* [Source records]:
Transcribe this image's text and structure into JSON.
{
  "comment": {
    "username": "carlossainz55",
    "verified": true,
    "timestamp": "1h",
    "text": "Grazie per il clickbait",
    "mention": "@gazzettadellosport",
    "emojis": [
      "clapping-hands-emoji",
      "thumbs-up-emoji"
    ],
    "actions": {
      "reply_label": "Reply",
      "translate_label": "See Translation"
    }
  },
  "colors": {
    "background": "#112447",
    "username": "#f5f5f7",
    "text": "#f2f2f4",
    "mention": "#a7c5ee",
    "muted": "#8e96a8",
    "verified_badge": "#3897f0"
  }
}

* [Goal]:
Collect each line holding the string "mention".

* [In response]:
    "mention": "@gazzettadellosport",
    "mention": "#a7c5ee",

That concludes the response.